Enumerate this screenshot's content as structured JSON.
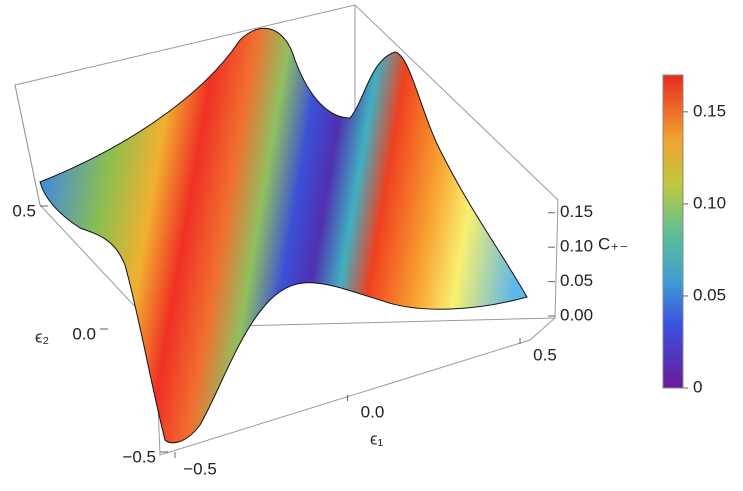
{
  "chart_data": {
    "type": "surface3d",
    "xlabel": "ϵ₁",
    "ylabel": "ϵ₂",
    "zlabel": "C₊₋",
    "xlim": [
      -0.5,
      0.5
    ],
    "xticks": [
      {
        "value": -0.5,
        "label": "−0.5"
      },
      {
        "value": 0,
        "label": "0.0"
      },
      0.5
    ],
    "ylim": [
      -0.5,
      0.5
    ],
    "yticks": [
      {
        "value": -0.5,
        "label": "−0.5"
      },
      {
        "value": 0,
        "label": "0.0"
      },
      0.5
    ],
    "zlim": [
      0,
      0.17
    ],
    "zticks": [
      {
        "value": 0,
        "label": "0.00"
      },
      0.05,
      {
        "value": 0.1,
        "label": "0.10"
      },
      0.15
    ],
    "colorbar": {
      "lim": [
        0,
        0.17
      ],
      "ticks": [
        0,
        0.05,
        {
          "value": 0.1,
          "label": "0.10"
        },
        0.15
      ]
    }
  }
}
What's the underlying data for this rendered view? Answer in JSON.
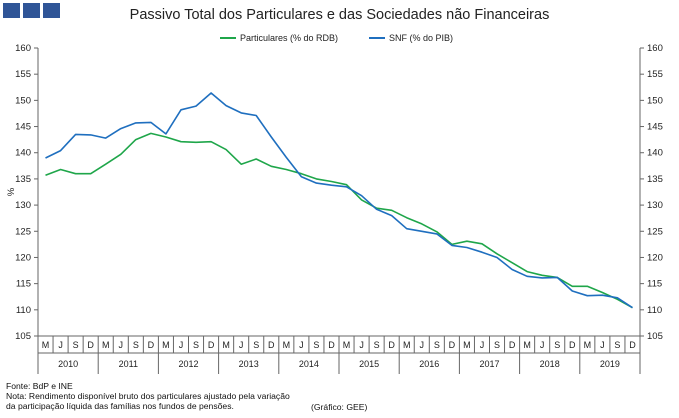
{
  "header": {
    "title": "Passivo Total dos Particulares e das Sociedades não Financeiras",
    "logo_color": "#2f5597"
  },
  "chart_data": {
    "type": "line",
    "title": "Passivo Total dos Particulares e das Sociedades não Financeiras",
    "ylabel": "%",
    "ylim": [
      105,
      160
    ],
    "yticks": [
      105,
      110,
      115,
      120,
      125,
      130,
      135,
      140,
      145,
      150,
      155,
      160
    ],
    "grid": false,
    "legend": "top-center",
    "quarter_labels": [
      "M",
      "J",
      "S",
      "D"
    ],
    "years": [
      "2010",
      "2011",
      "2012",
      "2013",
      "2014",
      "2015",
      "2016",
      "2017",
      "2018",
      "2019"
    ],
    "series": [
      {
        "name": "Particulares (% do RDB)",
        "color": "#1fa64a",
        "values": [
          135.7,
          136.8,
          136.0,
          136.0,
          137.8,
          139.7,
          142.5,
          143.7,
          143.0,
          142.1,
          142.0,
          142.1,
          140.6,
          137.8,
          138.8,
          137.4,
          136.8,
          136.0,
          135.0,
          134.5,
          133.9,
          131.0,
          129.4,
          129.0,
          127.6,
          126.4,
          124.9,
          122.5,
          123.1,
          122.6,
          120.7,
          119.0,
          117.3,
          116.6,
          116.2,
          114.5,
          114.5,
          113.3,
          112.0,
          110.4
        ]
      },
      {
        "name": "SNF (% do PIB)",
        "color": "#1f6fbf",
        "values": [
          139.0,
          140.4,
          143.5,
          143.4,
          142.8,
          144.6,
          145.7,
          145.8,
          143.6,
          148.2,
          148.9,
          151.4,
          149.0,
          147.6,
          147.1,
          143.0,
          139.1,
          135.4,
          134.2,
          133.8,
          133.5,
          131.8,
          129.2,
          128.0,
          125.5,
          125.0,
          124.5,
          122.3,
          121.9,
          121.0,
          120.0,
          117.7,
          116.4,
          116.1,
          116.2,
          113.6,
          112.7,
          112.8,
          112.3,
          110.4
        ]
      }
    ]
  },
  "footer": {
    "source": "Fonte: BdP e INE",
    "note_line1": "Nota: Rendimento disponível bruto dos particulares ajustado pela variação",
    "note_line2": "da participação líquida das famílias nos fundos de pensões.",
    "credit": "(Gráfico: GEE)"
  }
}
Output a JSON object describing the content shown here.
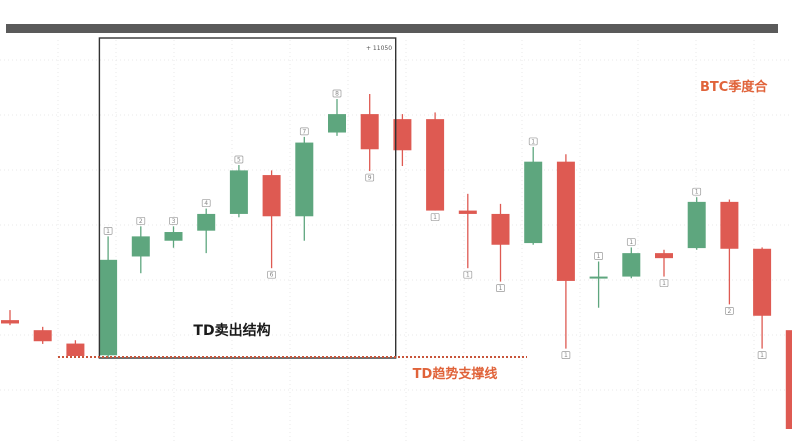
{
  "colors": {
    "up": "#5ea67e",
    "down": "#de5a52",
    "support": "#c8553a",
    "box": "#333333",
    "grid": "#e9e9e9"
  },
  "annotations": {
    "structure": "TD卖出结构",
    "support": "TD趋势支撑线",
    "title": "BTC季度合",
    "price_note": "+ 11050"
  },
  "chart_data": {
    "type": "candlestick",
    "ylim": [
      0,
      100
    ],
    "support_level": 21.5,
    "box": {
      "from_candle": 2,
      "to_candle": 10
    },
    "candles": [
      {
        "open": 32.5,
        "close": 31.5,
        "high": 35.5,
        "low": 31,
        "count": null
      },
      {
        "open": 29.5,
        "close": 26.2,
        "high": 30.5,
        "low": 25.4,
        "count": null
      },
      {
        "open": 25.5,
        "close": 21.8,
        "high": 26.5,
        "low": 21.3,
        "count": null
      },
      {
        "open": 22,
        "close": 50.5,
        "high": 57.5,
        "low": 21.5,
        "count": "1"
      },
      {
        "open": 51.5,
        "close": 57.5,
        "high": 60.5,
        "low": 46.5,
        "count": "2"
      },
      {
        "open": 56.2,
        "close": 58.8,
        "high": 60.5,
        "low": 54.1,
        "count": "3"
      },
      {
        "open": 59.2,
        "close": 64.2,
        "high": 65.8,
        "low": 52.5,
        "count": "4"
      },
      {
        "open": 64.2,
        "close": 77.2,
        "high": 78.8,
        "low": 63.2,
        "count": "5"
      },
      {
        "open": 75.8,
        "close": 63.5,
        "high": 77.2,
        "low": 48.0,
        "count": "6"
      },
      {
        "open": 63.5,
        "close": 85.5,
        "high": 87.2,
        "low": 56.2,
        "count": "7"
      },
      {
        "open": 88.5,
        "close": 94.0,
        "high": 98.5,
        "low": 87.5,
        "count": "8"
      },
      {
        "open": 94.0,
        "close": 83.5,
        "high": 100.0,
        "low": 77.0,
        "count": "9"
      },
      {
        "open": 92.5,
        "close": 83.2,
        "high": 94.0,
        "low": 78.5,
        "count": null
      },
      {
        "open": 92.5,
        "close": 65.2,
        "high": 94.5,
        "low": 65.2,
        "count": "1"
      },
      {
        "open": 65.2,
        "close": 64.2,
        "high": 70.2,
        "low": 48.0,
        "count": "1"
      },
      {
        "open": 64.2,
        "close": 55.0,
        "high": 67.2,
        "low": 44.0,
        "count": "1"
      },
      {
        "open": 55.5,
        "close": 79.8,
        "high": 84.2,
        "low": 55.0,
        "count": "1"
      },
      {
        "open": 79.8,
        "close": 44.2,
        "high": 82.0,
        "low": 24.0,
        "count": "1"
      },
      {
        "open": 45.0,
        "close": 45.5,
        "high": 50.0,
        "low": 36.2,
        "count": "1"
      },
      {
        "open": 45.5,
        "close": 52.5,
        "high": 54.2,
        "low": 45.0,
        "count": "1"
      },
      {
        "open": 52.5,
        "close": 51.0,
        "high": 53.5,
        "low": 45.5,
        "count": "1"
      },
      {
        "open": 54.0,
        "close": 67.8,
        "high": 69.2,
        "low": 53.5,
        "count": "1"
      },
      {
        "open": 67.8,
        "close": 53.8,
        "high": 68.5,
        "low": 37.2,
        "count": "2"
      },
      {
        "open": 53.8,
        "close": 33.8,
        "high": 54.2,
        "low": 24.0,
        "count": "1"
      },
      {
        "open": 29.5,
        "close": 0.0,
        "high": 29.5,
        "low": 0.0,
        "count": null
      }
    ]
  }
}
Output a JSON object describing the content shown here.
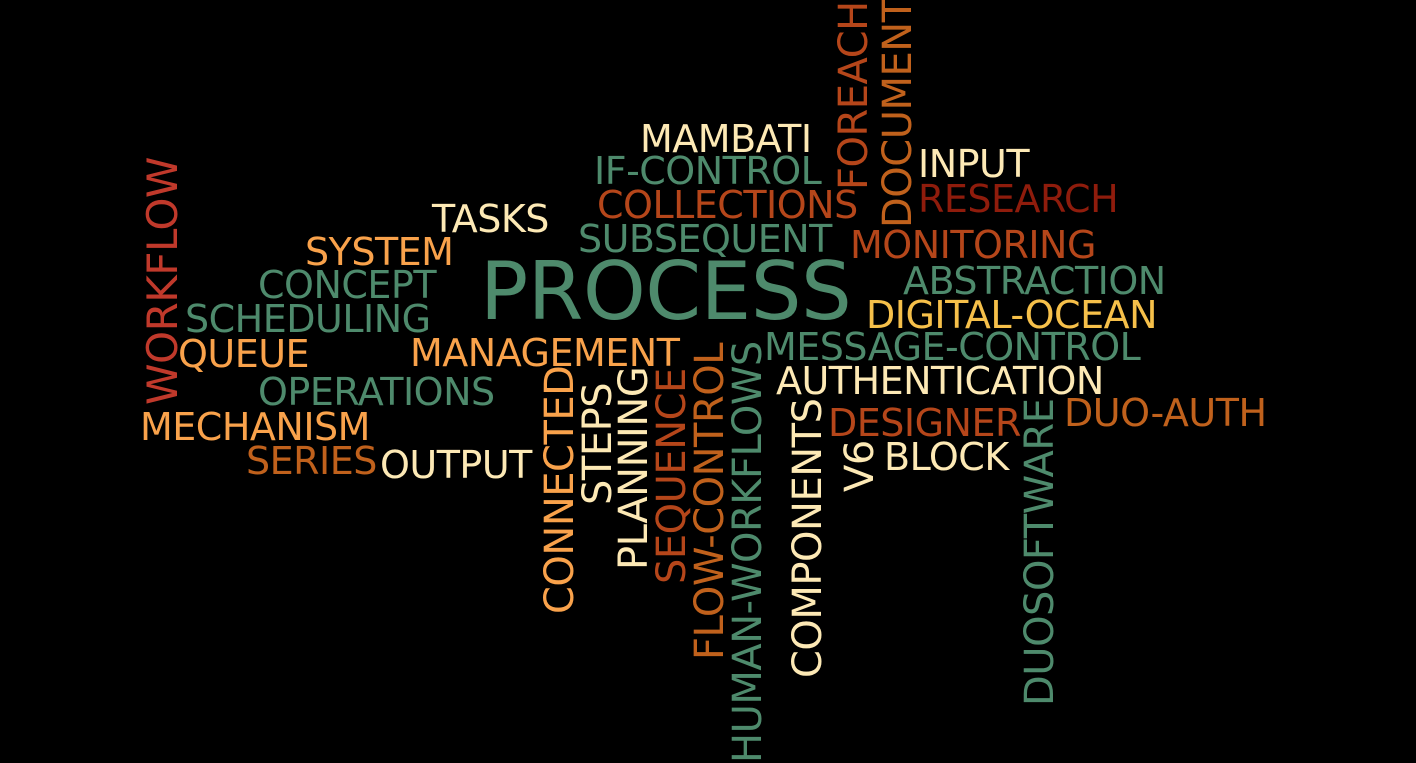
{
  "palette": {
    "teal": "#4e8a6c",
    "cream": "#fde9b5",
    "orange": "#f9a24b",
    "rust": "#b5461a",
    "brown": "#c0611c",
    "red": "#c0392b",
    "darkred": "#8f1c0c",
    "gold": "#f6c04a"
  },
  "words": [
    {
      "text": "PROCESS",
      "color": "teal"
    },
    {
      "text": "MAMBATI",
      "color": "cream"
    },
    {
      "text": "IF-CONTROL",
      "color": "teal"
    },
    {
      "text": "COLLECTIONS",
      "color": "rust"
    },
    {
      "text": "SUBSEQUENT",
      "color": "teal"
    },
    {
      "text": "TASKS",
      "color": "cream"
    },
    {
      "text": "SYSTEM",
      "color": "orange"
    },
    {
      "text": "CONCEPT",
      "color": "teal"
    },
    {
      "text": "SCHEDULING",
      "color": "teal"
    },
    {
      "text": "QUEUE",
      "color": "orange"
    },
    {
      "text": "MANAGEMENT",
      "color": "orange"
    },
    {
      "text": "OPERATIONS",
      "color": "teal"
    },
    {
      "text": "MECHANISM",
      "color": "orange"
    },
    {
      "text": "SERIES",
      "color": "brown"
    },
    {
      "text": "OUTPUT",
      "color": "cream"
    },
    {
      "text": "INPUT",
      "color": "cream"
    },
    {
      "text": "RESEARCH",
      "color": "darkred"
    },
    {
      "text": "MONITORING",
      "color": "rust"
    },
    {
      "text": "ABSTRACTION",
      "color": "teal"
    },
    {
      "text": "DIGITAL-OCEAN",
      "color": "gold"
    },
    {
      "text": "MESSAGE-CONTROL",
      "color": "teal"
    },
    {
      "text": "AUTHENTICATION",
      "color": "cream"
    },
    {
      "text": "DESIGNER",
      "color": "rust"
    },
    {
      "text": "DUO-AUTH",
      "color": "brown"
    },
    {
      "text": "BLOCK",
      "color": "cream"
    },
    {
      "text": "WORKFLOW",
      "color": "red"
    },
    {
      "text": "FOREACH",
      "color": "rust"
    },
    {
      "text": "DOCUMENT",
      "color": "brown"
    },
    {
      "text": "CONNECTED",
      "color": "orange"
    },
    {
      "text": "STEPS",
      "color": "cream"
    },
    {
      "text": "PLANNING",
      "color": "cream"
    },
    {
      "text": "SEQUENCE",
      "color": "rust"
    },
    {
      "text": "FLOW-CONTROL",
      "color": "brown"
    },
    {
      "text": "HUMAN-WORKFLOWS",
      "color": "teal"
    },
    {
      "text": "COMPONENTS",
      "color": "cream"
    },
    {
      "text": "V6",
      "color": "cream"
    },
    {
      "text": "DUOSOFTWARE",
      "color": "teal"
    }
  ]
}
##########
- Instruction -
Find the word "CONTROL" in the entries above and gather every line that holds it.

- Exercise answer -
      "text": "IF-CONTROL",
      "text": "MESSAGE-CONTROL",
      "text": "FLOW-CONTROL",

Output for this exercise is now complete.